WHAT YOU HAVE TO DO » From the entries that follow, pick out all lines holding "Stacked".

GIVEN INFORMATION »

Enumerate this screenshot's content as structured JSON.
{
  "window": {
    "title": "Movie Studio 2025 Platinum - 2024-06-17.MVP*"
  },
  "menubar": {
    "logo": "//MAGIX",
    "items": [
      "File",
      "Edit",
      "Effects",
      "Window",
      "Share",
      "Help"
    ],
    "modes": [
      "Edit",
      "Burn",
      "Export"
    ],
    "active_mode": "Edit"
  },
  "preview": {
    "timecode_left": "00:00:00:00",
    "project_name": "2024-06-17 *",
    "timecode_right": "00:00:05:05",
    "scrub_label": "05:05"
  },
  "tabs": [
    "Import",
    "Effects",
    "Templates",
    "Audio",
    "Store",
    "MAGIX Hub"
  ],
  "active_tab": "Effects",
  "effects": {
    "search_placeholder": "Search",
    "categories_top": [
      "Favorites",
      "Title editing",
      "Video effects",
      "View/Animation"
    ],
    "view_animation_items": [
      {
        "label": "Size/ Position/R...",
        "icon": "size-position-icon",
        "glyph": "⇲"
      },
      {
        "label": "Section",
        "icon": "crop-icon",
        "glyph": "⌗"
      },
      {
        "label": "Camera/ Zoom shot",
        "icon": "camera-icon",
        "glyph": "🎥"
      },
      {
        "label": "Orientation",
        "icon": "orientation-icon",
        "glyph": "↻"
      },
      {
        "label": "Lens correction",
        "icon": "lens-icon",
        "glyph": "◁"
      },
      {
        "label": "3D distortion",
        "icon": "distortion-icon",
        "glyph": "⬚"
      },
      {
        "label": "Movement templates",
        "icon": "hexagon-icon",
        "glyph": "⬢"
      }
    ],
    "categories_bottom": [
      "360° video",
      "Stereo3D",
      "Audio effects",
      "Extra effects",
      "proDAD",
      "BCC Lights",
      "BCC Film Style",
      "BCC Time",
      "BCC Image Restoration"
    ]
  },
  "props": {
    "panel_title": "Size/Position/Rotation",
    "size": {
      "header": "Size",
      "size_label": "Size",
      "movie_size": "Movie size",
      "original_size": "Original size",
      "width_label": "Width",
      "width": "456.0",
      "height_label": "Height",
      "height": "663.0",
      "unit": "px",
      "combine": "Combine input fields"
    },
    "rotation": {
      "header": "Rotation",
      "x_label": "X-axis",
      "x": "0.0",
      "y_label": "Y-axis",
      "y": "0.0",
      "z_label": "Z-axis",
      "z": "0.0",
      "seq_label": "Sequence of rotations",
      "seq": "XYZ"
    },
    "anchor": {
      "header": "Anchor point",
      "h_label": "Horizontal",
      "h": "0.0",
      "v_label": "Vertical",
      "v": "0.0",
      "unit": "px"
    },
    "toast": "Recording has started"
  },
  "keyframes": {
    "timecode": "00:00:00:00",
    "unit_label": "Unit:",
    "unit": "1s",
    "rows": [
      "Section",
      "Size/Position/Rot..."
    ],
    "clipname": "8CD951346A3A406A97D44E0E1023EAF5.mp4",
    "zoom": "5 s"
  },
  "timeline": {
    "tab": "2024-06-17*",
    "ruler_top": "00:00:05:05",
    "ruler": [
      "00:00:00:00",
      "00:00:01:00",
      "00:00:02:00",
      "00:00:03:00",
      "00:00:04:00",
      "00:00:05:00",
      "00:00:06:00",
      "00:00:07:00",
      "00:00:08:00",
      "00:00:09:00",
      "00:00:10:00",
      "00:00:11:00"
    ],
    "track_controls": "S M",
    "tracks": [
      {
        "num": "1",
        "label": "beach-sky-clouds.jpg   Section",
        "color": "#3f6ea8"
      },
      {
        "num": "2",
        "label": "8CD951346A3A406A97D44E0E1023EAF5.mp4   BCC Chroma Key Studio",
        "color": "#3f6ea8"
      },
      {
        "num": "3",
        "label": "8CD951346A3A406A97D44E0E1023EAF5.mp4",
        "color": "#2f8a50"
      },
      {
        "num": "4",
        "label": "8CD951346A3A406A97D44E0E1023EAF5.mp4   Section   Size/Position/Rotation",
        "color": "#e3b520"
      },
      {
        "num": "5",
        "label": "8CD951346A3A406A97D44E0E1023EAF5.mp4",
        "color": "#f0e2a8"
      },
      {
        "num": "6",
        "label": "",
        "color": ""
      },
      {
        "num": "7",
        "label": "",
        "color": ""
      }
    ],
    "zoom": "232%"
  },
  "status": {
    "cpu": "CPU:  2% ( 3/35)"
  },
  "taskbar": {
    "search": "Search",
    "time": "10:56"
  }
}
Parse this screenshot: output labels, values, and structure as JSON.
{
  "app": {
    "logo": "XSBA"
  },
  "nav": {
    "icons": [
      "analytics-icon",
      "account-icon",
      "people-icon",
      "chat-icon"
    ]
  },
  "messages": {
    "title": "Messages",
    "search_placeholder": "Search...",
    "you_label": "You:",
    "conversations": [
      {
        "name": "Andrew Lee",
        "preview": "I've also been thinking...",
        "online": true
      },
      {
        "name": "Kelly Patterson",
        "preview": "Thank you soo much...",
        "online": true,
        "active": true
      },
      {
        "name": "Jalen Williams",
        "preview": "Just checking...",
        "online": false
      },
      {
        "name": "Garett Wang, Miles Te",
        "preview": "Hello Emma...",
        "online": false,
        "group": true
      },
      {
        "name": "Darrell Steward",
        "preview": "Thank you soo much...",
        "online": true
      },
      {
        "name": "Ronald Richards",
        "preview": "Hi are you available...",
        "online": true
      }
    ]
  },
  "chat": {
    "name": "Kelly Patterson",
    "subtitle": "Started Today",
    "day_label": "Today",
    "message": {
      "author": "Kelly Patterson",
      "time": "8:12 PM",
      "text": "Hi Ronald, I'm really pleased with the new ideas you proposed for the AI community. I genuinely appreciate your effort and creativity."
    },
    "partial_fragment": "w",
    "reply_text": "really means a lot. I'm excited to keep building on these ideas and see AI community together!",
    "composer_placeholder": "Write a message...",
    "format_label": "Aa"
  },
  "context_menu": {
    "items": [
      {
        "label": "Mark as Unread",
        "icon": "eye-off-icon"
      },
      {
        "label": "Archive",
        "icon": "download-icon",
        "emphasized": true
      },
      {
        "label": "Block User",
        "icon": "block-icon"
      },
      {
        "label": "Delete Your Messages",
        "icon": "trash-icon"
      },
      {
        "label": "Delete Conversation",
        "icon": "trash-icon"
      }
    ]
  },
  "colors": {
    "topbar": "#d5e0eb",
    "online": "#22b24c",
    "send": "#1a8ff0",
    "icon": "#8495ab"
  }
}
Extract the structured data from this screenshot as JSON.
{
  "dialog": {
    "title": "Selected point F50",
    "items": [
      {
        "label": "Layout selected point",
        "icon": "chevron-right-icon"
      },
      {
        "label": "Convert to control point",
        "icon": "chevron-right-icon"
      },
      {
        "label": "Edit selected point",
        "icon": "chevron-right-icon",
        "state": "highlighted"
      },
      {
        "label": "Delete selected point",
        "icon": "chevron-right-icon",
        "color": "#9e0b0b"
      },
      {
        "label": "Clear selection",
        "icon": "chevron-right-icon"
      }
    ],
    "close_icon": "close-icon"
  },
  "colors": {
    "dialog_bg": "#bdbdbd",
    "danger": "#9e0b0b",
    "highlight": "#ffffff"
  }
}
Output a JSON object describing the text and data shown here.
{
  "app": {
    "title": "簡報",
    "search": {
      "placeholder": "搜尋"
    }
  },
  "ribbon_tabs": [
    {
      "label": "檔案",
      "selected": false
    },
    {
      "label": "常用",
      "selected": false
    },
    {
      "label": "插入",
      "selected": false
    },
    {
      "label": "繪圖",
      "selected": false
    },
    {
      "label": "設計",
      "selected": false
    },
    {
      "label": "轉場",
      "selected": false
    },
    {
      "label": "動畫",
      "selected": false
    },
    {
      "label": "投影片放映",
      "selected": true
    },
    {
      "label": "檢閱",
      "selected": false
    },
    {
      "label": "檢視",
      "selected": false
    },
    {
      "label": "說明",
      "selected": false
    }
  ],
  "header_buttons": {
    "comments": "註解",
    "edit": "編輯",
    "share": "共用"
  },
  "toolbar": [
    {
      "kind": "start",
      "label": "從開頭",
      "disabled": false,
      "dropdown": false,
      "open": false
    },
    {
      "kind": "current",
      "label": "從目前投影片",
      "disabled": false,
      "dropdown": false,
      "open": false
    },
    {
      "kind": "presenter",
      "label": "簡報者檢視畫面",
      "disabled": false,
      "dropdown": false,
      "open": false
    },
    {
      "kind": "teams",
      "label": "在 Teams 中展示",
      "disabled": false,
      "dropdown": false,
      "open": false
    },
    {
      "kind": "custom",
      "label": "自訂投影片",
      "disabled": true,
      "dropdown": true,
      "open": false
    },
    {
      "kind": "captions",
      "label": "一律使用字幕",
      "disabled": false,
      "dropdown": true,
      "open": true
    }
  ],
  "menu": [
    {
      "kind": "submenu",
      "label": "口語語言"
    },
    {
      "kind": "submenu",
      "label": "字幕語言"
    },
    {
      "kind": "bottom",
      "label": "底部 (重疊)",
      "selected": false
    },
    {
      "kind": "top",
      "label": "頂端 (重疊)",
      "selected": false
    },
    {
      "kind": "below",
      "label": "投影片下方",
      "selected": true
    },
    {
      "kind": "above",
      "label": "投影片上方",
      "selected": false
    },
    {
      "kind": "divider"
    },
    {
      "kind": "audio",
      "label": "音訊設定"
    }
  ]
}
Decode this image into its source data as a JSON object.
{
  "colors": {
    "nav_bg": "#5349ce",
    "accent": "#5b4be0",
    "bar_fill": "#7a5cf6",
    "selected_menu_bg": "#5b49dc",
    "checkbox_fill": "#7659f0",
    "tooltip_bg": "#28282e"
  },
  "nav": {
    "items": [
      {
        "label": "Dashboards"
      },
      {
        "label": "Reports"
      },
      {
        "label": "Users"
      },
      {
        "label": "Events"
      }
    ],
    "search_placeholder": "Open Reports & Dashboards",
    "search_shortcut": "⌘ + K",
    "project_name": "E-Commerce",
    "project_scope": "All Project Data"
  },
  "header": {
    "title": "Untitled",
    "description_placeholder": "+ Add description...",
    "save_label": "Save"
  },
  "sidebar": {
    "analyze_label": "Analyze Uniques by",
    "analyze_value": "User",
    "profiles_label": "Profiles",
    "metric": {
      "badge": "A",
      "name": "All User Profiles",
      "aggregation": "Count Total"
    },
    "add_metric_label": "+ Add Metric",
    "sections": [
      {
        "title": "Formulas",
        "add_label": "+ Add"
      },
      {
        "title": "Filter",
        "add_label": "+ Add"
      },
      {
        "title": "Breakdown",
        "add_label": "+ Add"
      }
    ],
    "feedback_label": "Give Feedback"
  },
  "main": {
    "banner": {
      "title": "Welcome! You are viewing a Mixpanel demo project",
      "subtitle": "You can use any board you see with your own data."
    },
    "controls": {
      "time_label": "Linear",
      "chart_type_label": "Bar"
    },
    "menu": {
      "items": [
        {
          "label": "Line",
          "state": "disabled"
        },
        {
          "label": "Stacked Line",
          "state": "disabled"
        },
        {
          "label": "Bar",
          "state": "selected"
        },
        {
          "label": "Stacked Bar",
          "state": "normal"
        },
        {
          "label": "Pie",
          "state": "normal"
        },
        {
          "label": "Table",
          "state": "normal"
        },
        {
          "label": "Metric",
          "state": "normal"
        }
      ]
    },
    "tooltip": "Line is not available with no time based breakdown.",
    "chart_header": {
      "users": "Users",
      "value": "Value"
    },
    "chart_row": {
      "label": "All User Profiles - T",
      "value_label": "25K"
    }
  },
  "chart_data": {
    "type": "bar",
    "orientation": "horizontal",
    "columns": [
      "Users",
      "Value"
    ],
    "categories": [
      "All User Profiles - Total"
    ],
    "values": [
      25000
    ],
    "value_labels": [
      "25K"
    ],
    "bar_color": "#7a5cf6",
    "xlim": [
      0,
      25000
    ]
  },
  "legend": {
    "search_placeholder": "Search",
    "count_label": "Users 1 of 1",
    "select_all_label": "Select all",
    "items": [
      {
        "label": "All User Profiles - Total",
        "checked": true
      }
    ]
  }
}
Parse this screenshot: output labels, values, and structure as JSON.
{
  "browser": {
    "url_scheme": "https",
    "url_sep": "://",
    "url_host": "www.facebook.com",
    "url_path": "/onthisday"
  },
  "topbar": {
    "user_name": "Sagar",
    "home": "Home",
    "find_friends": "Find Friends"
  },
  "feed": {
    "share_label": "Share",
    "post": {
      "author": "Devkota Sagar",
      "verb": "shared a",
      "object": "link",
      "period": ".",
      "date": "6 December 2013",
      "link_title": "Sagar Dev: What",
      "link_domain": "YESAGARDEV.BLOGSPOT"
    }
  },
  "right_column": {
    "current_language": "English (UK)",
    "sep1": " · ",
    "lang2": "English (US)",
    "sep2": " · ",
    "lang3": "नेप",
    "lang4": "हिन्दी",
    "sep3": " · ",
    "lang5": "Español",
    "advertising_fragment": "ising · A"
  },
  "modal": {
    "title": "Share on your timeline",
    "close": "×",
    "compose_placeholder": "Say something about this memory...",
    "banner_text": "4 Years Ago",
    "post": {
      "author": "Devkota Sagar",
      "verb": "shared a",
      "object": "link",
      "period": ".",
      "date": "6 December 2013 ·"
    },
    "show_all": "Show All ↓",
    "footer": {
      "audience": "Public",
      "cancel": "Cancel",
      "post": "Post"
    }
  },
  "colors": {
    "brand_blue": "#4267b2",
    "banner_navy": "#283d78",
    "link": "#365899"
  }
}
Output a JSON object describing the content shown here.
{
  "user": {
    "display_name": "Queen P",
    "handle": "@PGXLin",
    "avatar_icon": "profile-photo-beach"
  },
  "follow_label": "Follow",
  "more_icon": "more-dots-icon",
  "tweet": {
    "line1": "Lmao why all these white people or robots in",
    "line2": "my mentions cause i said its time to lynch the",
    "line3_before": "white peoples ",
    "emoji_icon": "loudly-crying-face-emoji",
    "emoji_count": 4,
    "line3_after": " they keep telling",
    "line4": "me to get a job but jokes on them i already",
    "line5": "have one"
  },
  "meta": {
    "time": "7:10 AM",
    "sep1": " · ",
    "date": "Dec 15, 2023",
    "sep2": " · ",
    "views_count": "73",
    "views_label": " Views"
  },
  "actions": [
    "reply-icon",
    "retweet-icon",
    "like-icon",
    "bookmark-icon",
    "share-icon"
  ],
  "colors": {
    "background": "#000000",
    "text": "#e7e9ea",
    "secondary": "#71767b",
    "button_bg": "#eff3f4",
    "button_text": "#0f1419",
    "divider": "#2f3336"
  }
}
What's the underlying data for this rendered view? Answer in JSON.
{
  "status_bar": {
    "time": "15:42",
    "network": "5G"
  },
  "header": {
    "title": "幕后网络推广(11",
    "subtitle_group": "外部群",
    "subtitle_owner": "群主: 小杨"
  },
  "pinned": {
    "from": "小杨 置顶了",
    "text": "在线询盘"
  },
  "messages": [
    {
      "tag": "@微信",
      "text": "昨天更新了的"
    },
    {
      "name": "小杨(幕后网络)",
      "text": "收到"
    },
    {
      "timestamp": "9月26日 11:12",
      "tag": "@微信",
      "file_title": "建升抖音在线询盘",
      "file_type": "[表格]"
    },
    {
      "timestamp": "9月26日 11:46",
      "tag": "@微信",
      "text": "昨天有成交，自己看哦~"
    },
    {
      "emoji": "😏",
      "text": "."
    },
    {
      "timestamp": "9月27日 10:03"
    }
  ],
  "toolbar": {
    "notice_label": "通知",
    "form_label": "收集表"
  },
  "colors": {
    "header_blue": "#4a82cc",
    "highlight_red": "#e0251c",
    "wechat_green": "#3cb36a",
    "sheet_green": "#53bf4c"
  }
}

SOLVED EXERCISE »
          "label": "Stacked Line",
          "label": "Stacked Bar",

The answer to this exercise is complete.